INSTRUCTIONS FOR THE TASK: Lift out all lines below that contain "Lieut".
* * *
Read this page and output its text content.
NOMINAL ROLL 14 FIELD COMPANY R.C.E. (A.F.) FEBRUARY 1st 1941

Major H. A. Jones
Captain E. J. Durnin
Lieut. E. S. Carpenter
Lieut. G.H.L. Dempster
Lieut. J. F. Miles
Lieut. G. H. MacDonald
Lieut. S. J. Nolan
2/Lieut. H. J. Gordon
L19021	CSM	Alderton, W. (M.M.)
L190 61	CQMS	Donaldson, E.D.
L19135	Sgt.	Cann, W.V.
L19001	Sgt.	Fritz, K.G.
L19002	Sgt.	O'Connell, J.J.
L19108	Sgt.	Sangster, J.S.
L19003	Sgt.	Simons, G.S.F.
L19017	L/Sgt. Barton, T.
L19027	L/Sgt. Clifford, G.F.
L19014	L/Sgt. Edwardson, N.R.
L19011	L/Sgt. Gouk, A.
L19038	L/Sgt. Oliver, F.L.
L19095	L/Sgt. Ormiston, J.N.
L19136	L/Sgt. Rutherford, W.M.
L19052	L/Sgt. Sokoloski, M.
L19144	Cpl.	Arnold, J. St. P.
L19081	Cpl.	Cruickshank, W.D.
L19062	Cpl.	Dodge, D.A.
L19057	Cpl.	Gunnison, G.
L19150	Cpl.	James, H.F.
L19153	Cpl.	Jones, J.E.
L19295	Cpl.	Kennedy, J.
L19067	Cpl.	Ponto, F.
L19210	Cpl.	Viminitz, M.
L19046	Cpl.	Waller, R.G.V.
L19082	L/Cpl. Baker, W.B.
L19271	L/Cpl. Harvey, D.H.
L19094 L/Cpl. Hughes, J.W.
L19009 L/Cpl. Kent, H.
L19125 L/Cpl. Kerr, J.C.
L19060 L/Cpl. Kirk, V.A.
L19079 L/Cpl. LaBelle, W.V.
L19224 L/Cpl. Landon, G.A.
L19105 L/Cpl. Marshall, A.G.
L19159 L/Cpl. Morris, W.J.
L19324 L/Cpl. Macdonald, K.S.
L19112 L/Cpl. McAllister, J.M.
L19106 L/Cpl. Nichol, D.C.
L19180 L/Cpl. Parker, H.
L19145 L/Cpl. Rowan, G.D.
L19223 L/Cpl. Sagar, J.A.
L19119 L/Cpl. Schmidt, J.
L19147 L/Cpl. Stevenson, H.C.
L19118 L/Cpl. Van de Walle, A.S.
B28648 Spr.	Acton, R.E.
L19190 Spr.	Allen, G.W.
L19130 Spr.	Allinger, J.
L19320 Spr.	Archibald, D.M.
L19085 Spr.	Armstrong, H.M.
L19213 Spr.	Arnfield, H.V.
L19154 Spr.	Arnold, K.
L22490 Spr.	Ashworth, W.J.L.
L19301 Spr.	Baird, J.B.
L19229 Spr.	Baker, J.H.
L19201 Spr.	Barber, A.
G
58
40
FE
* * *
RESPONSE TO THE EXERCISE:
Lieut. E. S. Carpenter
Lieut. G.H.L. Dempster
Lieut. J. F. Miles
Lieut. G. H. MacDonald
Lieut. S. J. Nolan
2/Lieut. H. J. Gordon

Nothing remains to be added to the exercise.